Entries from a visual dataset
+---+

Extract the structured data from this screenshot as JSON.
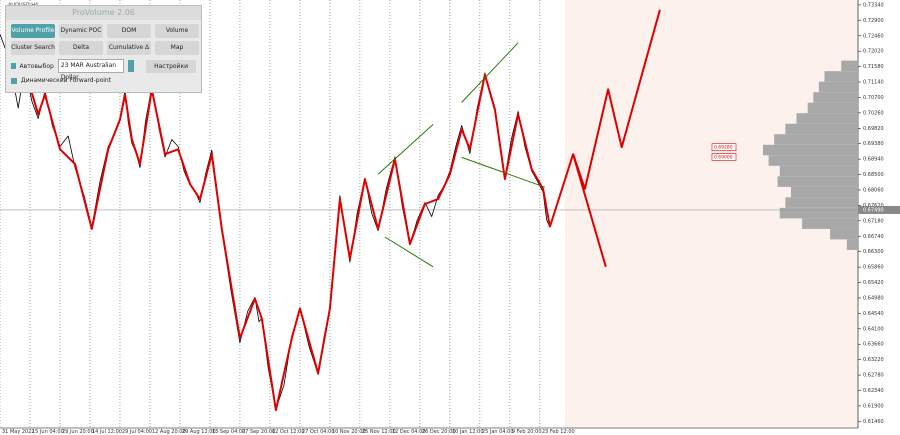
{
  "chart_data": {
    "type": "line",
    "title": "AUDUSD,H4",
    "xlim": [
      0,
      1888
    ],
    "ylim": [
      0.6127,
      0.7348
    ],
    "xticks": [
      {
        "value": 0,
        "label": "31 May 2022"
      },
      {
        "value": 66,
        "label": "15 Jun 04:00"
      },
      {
        "value": 132,
        "label": "29 Jun 20:00"
      },
      {
        "value": 198,
        "label": "14 Jul 12:00"
      },
      {
        "value": 264,
        "label": "29 Jul 04:00"
      },
      {
        "value": 330,
        "label": "12 Aug 20:00"
      },
      {
        "value": 396,
        "label": "29 Aug 12:00"
      },
      {
        "value": 462,
        "label": "13 Sep 04:00"
      },
      {
        "value": 528,
        "label": "27 Sep 20:00"
      },
      {
        "value": 594,
        "label": "12 Oct 12:00"
      },
      {
        "value": 660,
        "label": "27 Oct 04:00"
      },
      {
        "value": 726,
        "label": "10 Nov 20:00"
      },
      {
        "value": 792,
        "label": "25 Nov 12:00"
      },
      {
        "value": 858,
        "label": "12 Dec 04:00"
      },
      {
        "value": 924,
        "label": "26 Dec 20:00"
      },
      {
        "value": 990,
        "label": "10 Jan 12:00"
      },
      {
        "value": 1056,
        "label": "25 Jan 04:00"
      },
      {
        "value": 1122,
        "label": "9 Feb 20:00"
      },
      {
        "value": 1188,
        "label": "23 Feb 12:00"
      }
    ],
    "yticks": [
      {
        "value": 0.7334,
        "label": "0.73340"
      },
      {
        "value": 0.729,
        "label": "0.72900"
      },
      {
        "value": 0.7246,
        "label": "0.72460"
      },
      {
        "value": 0.7202,
        "label": "0.72020"
      },
      {
        "value": 0.7158,
        "label": "0.71580"
      },
      {
        "value": 0.7114,
        "label": "0.71140"
      },
      {
        "value": 0.707,
        "label": "0.70700"
      },
      {
        "value": 0.7026,
        "label": "0.70260"
      },
      {
        "value": 0.6982,
        "label": "0.69820"
      },
      {
        "value": 0.6938,
        "label": "0.69380"
      },
      {
        "value": 0.6894,
        "label": "0.68940"
      },
      {
        "value": 0.685,
        "label": "0.68500"
      },
      {
        "value": 0.6806,
        "label": "0.68060"
      },
      {
        "value": 0.6762,
        "label": "0.67620"
      },
      {
        "value": 0.6718,
        "label": "0.67180"
      },
      {
        "value": 0.6674,
        "label": "0.66740"
      },
      {
        "value": 0.663,
        "label": "0.66300"
      },
      {
        "value": 0.6586,
        "label": "0.65860"
      },
      {
        "value": 0.6542,
        "label": "0.65420"
      },
      {
        "value": 0.6498,
        "label": "0.64980"
      },
      {
        "value": 0.6454,
        "label": "0.64540"
      },
      {
        "value": 0.641,
        "label": "0.64100"
      },
      {
        "value": 0.6366,
        "label": "0.63660"
      },
      {
        "value": 0.6322,
        "label": "0.63220"
      },
      {
        "value": 0.6278,
        "label": "0.62780"
      },
      {
        "value": 0.6234,
        "label": "0.62340"
      },
      {
        "value": 0.619,
        "label": "0.61900"
      },
      {
        "value": 0.6146,
        "label": "0.61460"
      }
    ],
    "forecast_zone_start": 1243,
    "current_price": {
      "value": 0.6749,
      "label": "0.67490"
    },
    "level_labels": [
      {
        "value": 0.6928,
        "label": "0.69280"
      },
      {
        "value": 0.69,
        "label": "0.69000"
      }
    ],
    "series": [
      {
        "name": "price",
        "color": "#000000",
        "width": 0.8,
        "x": [
          0,
          20,
          40,
          55,
          70,
          84,
          92,
          99,
          115,
          132,
          150,
          165,
          185,
          202,
          220,
          238,
          250,
          264,
          275,
          282,
          290,
          300,
          308,
          320,
          334,
          350,
          363,
          378,
          392,
          405,
          418,
          430,
          440,
          452,
          466,
          478,
          488,
          508,
          528,
          545,
          561,
          570,
          576,
          590,
          607,
          625,
          642,
          652,
          660,
          680,
          700,
          712,
          726,
          738,
          748,
          760,
          770,
          786,
          803,
          818,
          832,
          850,
          869,
          885,
          902,
          918,
          935,
          950,
          964,
          978,
          990,
          1003,
          1016,
          1025,
          1034,
          1050,
          1067,
          1078,
          1089,
          1100,
          1111,
          1125,
          1140,
          1155,
          1170,
          1183,
          1195,
          1203,
          1210,
          1220
        ],
        "values": [
          0.725,
          0.718,
          0.704,
          0.716,
          0.706,
          0.701,
          0.705,
          0.709,
          0.699,
          0.693,
          0.696,
          0.687,
          0.679,
          0.67,
          0.683,
          0.693,
          0.696,
          0.701,
          0.709,
          0.7,
          0.694,
          0.691,
          0.687,
          0.7,
          0.71,
          0.698,
          0.69,
          0.695,
          0.693,
          0.686,
          0.682,
          0.68,
          0.677,
          0.685,
          0.692,
          0.68,
          0.669,
          0.652,
          0.637,
          0.646,
          0.65,
          0.643,
          0.644,
          0.63,
          0.618,
          0.625,
          0.639,
          0.643,
          0.647,
          0.636,
          0.628,
          0.638,
          0.647,
          0.665,
          0.679,
          0.668,
          0.66,
          0.674,
          0.684,
          0.674,
          0.669,
          0.681,
          0.69,
          0.676,
          0.665,
          0.672,
          0.677,
          0.673,
          0.679,
          0.682,
          0.686,
          0.693,
          0.699,
          0.695,
          0.691,
          0.704,
          0.714,
          0.708,
          0.703,
          0.693,
          0.684,
          0.695,
          0.703,
          0.693,
          0.686,
          0.683,
          0.68,
          0.672,
          0.67,
          0.674
        ]
      },
      {
        "name": "zigzag",
        "color": "#e00000",
        "width": 2,
        "x": [
          55,
          84,
          99,
          132,
          165,
          202,
          238,
          264,
          275,
          290,
          308,
          334,
          363,
          392,
          418,
          440,
          466,
          488,
          528,
          561,
          576,
          607,
          642,
          660,
          700,
          726,
          748,
          770,
          803,
          832,
          869,
          902,
          935,
          964,
          990,
          1016,
          1034,
          1067,
          1089,
          1111,
          1140,
          1170,
          1195,
          1210
        ],
        "values": [
          0.7149,
          0.7022,
          0.7078,
          0.6922,
          0.688,
          0.6695,
          0.6922,
          0.7007,
          0.7078,
          0.6951,
          0.688,
          0.7093,
          0.6908,
          0.6922,
          0.6823,
          0.678,
          0.6908,
          0.6695,
          0.6383,
          0.6496,
          0.6439,
          0.6178,
          0.6383,
          0.6468,
          0.6283,
          0.6468,
          0.678,
          0.661,
          0.6837,
          0.6695,
          0.6894,
          0.6652,
          0.6766,
          0.678,
          0.6851,
          0.6979,
          0.6922,
          0.7135,
          0.7036,
          0.6837,
          0.7022,
          0.6865,
          0.6809,
          0.6701
        ]
      },
      {
        "name": "forecast",
        "color": "#e00000",
        "width": 2,
        "x": [
          1210,
          1261,
          1287,
          1338,
          1368,
          1452
        ],
        "values": [
          0.6701,
          0.6908,
          0.6809,
          0.7093,
          0.6928,
          0.732
        ]
      },
      {
        "name": "forecast-alt",
        "color": "#e00000",
        "width": 2,
        "x": [
          1261,
          1333
        ],
        "values": [
          0.6908,
          0.6587
        ]
      },
      {
        "name": "channel-1-top",
        "color": "#2a7a00",
        "width": 1,
        "x": [
          832,
          953
        ],
        "values": [
          0.6851,
          0.6993
        ]
      },
      {
        "name": "channel-1-bottom",
        "color": "#2a7a00",
        "width": 1,
        "x": [
          847,
          953
        ],
        "values": [
          0.6672,
          0.6587
        ]
      },
      {
        "name": "channel-2-top",
        "color": "#2a7a00",
        "width": 1,
        "x": [
          1016,
          1140
        ],
        "values": [
          0.7056,
          0.7226
        ]
      },
      {
        "name": "channel-2-bottom",
        "color": "#2a7a00",
        "width": 1,
        "x": [
          1016,
          1199
        ],
        "values": [
          0.6899,
          0.6814
        ]
      }
    ],
    "profile": {
      "color": "#a8a8a8",
      "levels": [
        0.716,
        0.713,
        0.71,
        0.707,
        0.704,
        0.701,
        0.698,
        0.695,
        0.692,
        0.689,
        0.686,
        0.683,
        0.68,
        0.677,
        0.674,
        0.671,
        0.668,
        0.665
      ],
      "volumes": [
        15,
        30,
        35,
        40,
        45,
        55,
        65,
        75,
        85,
        80,
        70,
        72,
        60,
        65,
        70,
        50,
        25,
        10
      ]
    }
  },
  "panel": {
    "title": "ProVolume 2.06",
    "buttons": [
      "Volume Profile",
      "Dynamic POC",
      "DOM",
      "Volume",
      "Cluster Search",
      "Delta",
      "Cumulative Δ",
      "Map"
    ],
    "auto_select": "Автовыбор",
    "instrument": "23 MAR Australian Dollar",
    "settings": "Настройки",
    "forward_point": "Динамический Forward-point"
  }
}
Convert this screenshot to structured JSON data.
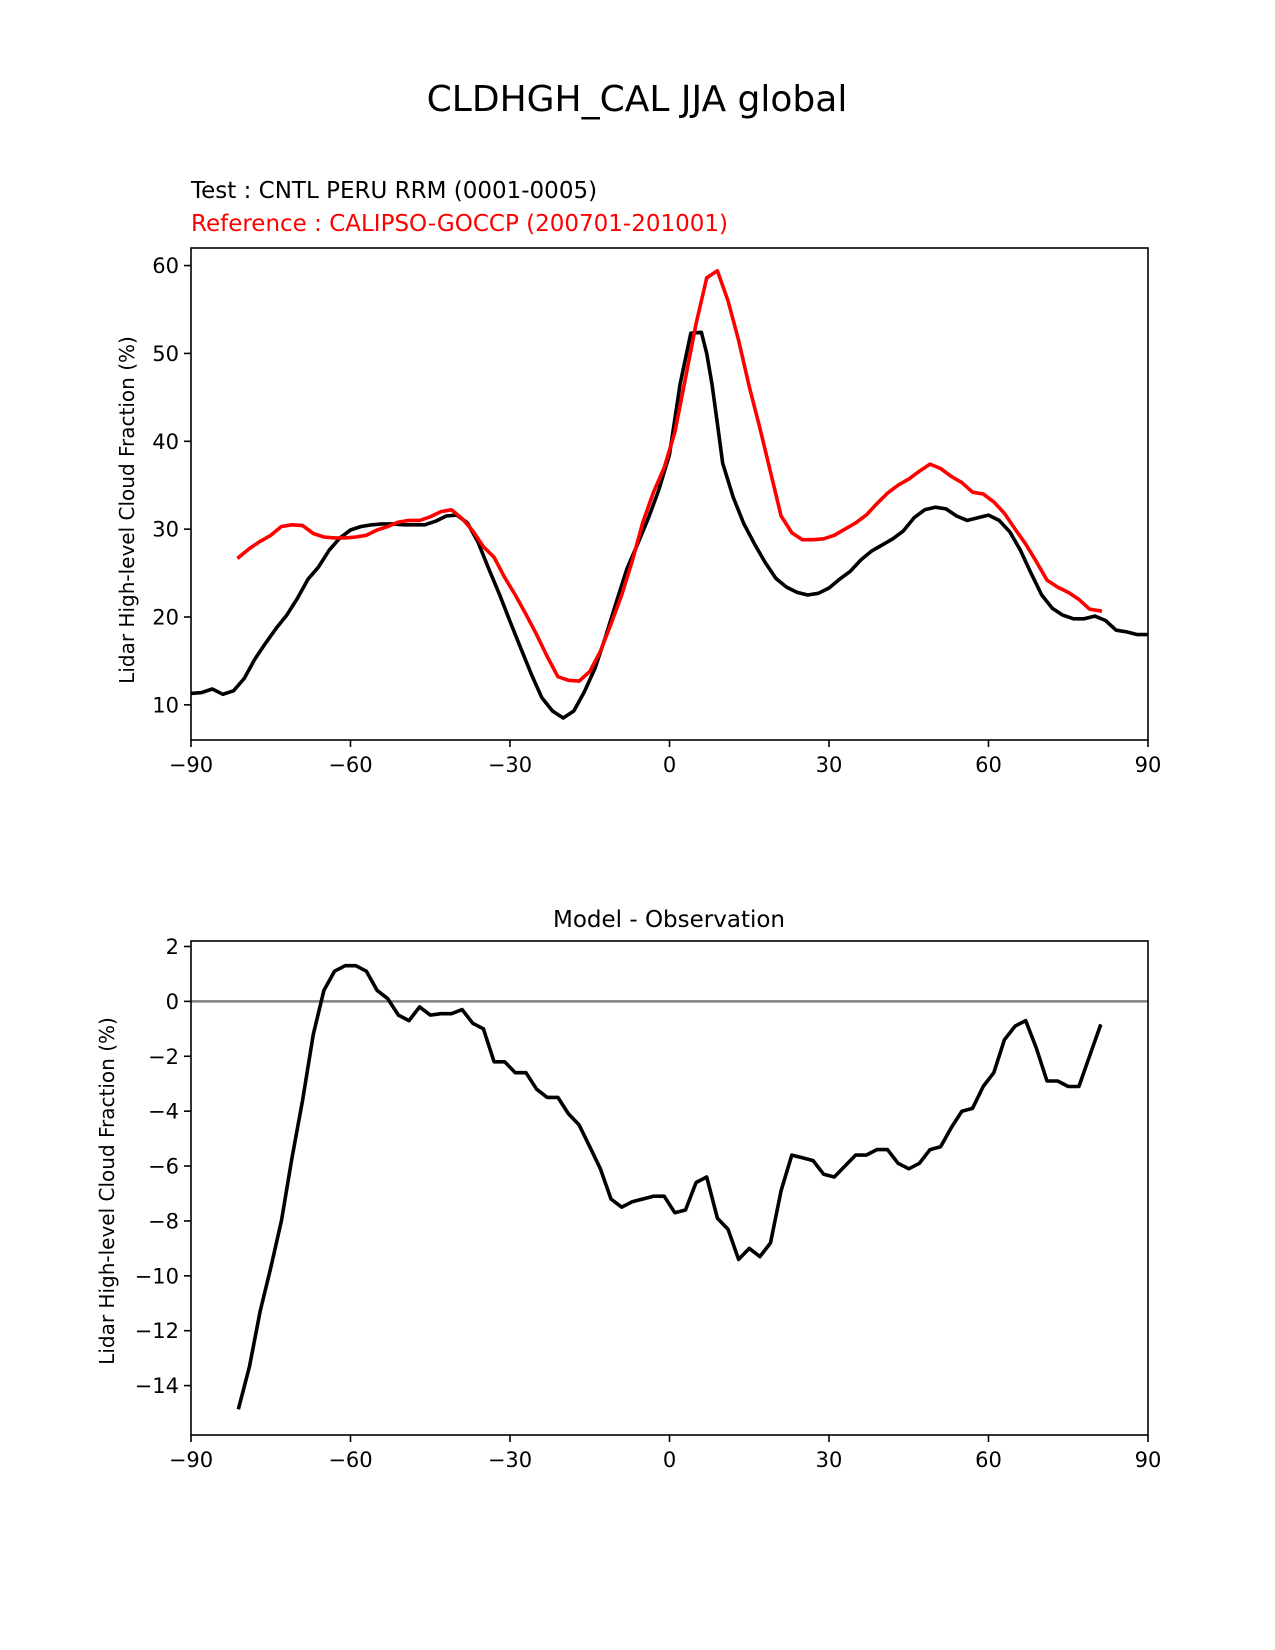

+---+

| TASK INSTRUCTIONS |
In the records above, locate each line with the word "screenshot". Copy all such lines.

| WORKED SOLUTION |
Extract the structured data from this screenshot as JSON.
Convert this screenshot to structured JSON data.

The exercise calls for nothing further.